[Dataset records]
START

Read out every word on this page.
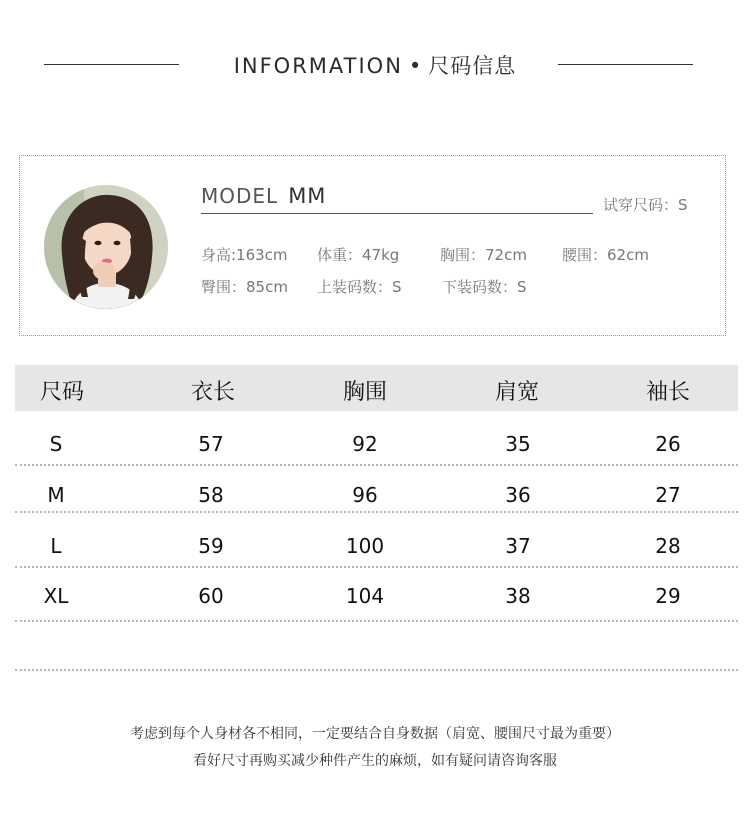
INFORMATION • 尺码信息
MODEL MM	试穿尺码：S
身高:163cm 体重：47kg	胸围：72cm 腰围：62cm
臀围：85cm 上装码数：S	下装码数：S
尺码	衣长	胸围	肩宽	袖长
S	57	92	35	26
M	58	96	36	27
L	59	100	37	28
XL	60	104	38	29
考虑到每个人身材各不相同，一定要结合自身数据（肩宽、腰围尺寸最为重要）
看好尺寸再购买减少种件产生的麻烦，如有疑问请咨询客服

END

▸ **Task objective**: Leave the pictures out and output the rest of the listing exactly.

▸ **Final result**:
Read out every word on this page.
INFORMATION • 尺码信息
MODEL MM	试穿尺码：S
身高:163cm 体重：47kg	胸围：72cm 腰围：62cm
臀围：85cm 上装码数：S	下装码数：S
尺码	衣长	胸围	肩宽	袖长
S	57	92	35	26
M	58	96	36	27
L	59	100	37	28
XL	60	104	38	29
考虑到每个人身材各不相同，一定要结合自身数据（肩宽、腰围尺寸最为重要）
看好尺寸再购买减少种件产生的麻烦，如有疑问请咨询客服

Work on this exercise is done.